⟨

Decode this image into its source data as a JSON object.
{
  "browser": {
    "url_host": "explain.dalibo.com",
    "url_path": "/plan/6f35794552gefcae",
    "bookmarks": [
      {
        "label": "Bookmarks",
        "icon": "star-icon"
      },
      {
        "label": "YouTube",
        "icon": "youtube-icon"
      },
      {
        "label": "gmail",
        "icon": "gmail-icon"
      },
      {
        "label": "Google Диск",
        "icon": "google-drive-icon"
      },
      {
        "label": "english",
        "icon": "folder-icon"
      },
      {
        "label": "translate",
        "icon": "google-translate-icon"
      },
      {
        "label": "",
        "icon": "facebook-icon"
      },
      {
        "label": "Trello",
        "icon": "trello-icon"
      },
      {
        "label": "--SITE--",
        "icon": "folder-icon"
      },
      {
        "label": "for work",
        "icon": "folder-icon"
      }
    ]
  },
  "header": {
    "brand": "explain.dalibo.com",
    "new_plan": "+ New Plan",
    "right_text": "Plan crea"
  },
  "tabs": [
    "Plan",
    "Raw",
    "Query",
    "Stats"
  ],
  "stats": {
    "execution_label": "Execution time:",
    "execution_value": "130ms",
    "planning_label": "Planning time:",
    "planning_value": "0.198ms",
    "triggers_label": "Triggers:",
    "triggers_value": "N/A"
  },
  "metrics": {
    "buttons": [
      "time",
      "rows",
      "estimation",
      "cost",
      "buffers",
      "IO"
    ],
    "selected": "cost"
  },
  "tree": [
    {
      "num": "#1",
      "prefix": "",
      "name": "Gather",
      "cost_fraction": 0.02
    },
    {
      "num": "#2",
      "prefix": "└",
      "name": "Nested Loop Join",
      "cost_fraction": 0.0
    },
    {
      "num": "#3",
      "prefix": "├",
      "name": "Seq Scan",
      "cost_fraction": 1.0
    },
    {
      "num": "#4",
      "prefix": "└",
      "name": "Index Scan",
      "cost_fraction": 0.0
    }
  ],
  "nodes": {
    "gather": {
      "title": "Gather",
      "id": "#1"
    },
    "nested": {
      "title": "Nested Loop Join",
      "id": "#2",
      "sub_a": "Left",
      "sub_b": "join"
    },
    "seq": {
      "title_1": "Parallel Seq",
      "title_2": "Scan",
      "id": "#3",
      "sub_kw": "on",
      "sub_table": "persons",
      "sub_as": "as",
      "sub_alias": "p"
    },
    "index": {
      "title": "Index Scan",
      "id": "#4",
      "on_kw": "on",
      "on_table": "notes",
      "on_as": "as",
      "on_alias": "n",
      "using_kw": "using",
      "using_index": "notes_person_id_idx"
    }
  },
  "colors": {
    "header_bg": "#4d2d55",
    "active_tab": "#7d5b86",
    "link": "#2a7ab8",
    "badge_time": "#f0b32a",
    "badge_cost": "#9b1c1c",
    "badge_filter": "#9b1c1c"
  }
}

⟩

Copy all the entries verbatim.

Decode this image into its source data as a JSON object.
{
  "browser": {
    "url_host": "explain.dalibo.com",
    "url_path": "/plan/6f35794552gefcae",
    "bookmarks": [
      {
        "label": "Bookmarks",
        "icon": "star-icon"
      },
      {
        "label": "YouTube",
        "icon": "youtube-icon"
      },
      {
        "label": "gmail",
        "icon": "gmail-icon"
      },
      {
        "label": "Google Диск",
        "icon": "google-drive-icon"
      },
      {
        "label": "english",
        "icon": "folder-icon"
      },
      {
        "label": "translate",
        "icon": "google-translate-icon"
      },
      {
        "label": "",
        "icon": "facebook-icon"
      },
      {
        "label": "Trello",
        "icon": "trello-icon"
      },
      {
        "label": "--SITE--",
        "icon": "folder-icon"
      },
      {
        "label": "for work",
        "icon": "folder-icon"
      }
    ]
  },
  "header": {
    "brand": "explain.dalibo.com",
    "new_plan": "+ New Plan",
    "right_text": "Plan crea"
  },
  "tabs": [
    "Plan",
    "Raw",
    "Query",
    "Stats"
  ],
  "stats": {
    "execution_label": "Execution time:",
    "execution_value": "130ms",
    "planning_label": "Planning time:",
    "planning_value": "0.198ms",
    "triggers_label": "Triggers:",
    "triggers_value": "N/A"
  },
  "metrics": {
    "buttons": [
      "time",
      "rows",
      "estimation",
      "cost",
      "buffers",
      "IO"
    ],
    "selected": "cost"
  },
  "tree": [
    {
      "num": "#1",
      "prefix": "",
      "name": "Gather",
      "cost_fraction": 0.02
    },
    {
      "num": "#2",
      "prefix": "└",
      "name": "Nested Loop Join",
      "cost_fraction": 0.0
    },
    {
      "num": "#3",
      "prefix": "├",
      "name": "Seq Scan",
      "cost_fraction": 1.0
    },
    {
      "num": "#4",
      "prefix": "└",
      "name": "Index Scan",
      "cost_fraction": 0.0
    }
  ],
  "nodes": {
    "gather": {
      "title": "Gather",
      "id": "#1"
    },
    "nested": {
      "title": "Nested Loop Join",
      "id": "#2",
      "sub_a": "Left",
      "sub_b": "join"
    },
    "seq": {
      "title_1": "Parallel Seq",
      "title_2": "Scan",
      "id": "#3",
      "sub_kw": "on",
      "sub_table": "persons",
      "sub_as": "as",
      "sub_alias": "p"
    },
    "index": {
      "title": "Index Scan",
      "id": "#4",
      "on_kw": "on",
      "on_table": "notes",
      "on_as": "as",
      "on_alias": "n",
      "using_kw": "using",
      "using_index": "notes_person_id_idx"
    }
  },
  "colors": {
    "header_bg": "#4d2d55",
    "active_tab": "#7d5b86",
    "link": "#2a7ab8",
    "badge_time": "#f0b32a",
    "badge_cost": "#9b1c1c",
    "badge_filter": "#9b1c1c"
  }
}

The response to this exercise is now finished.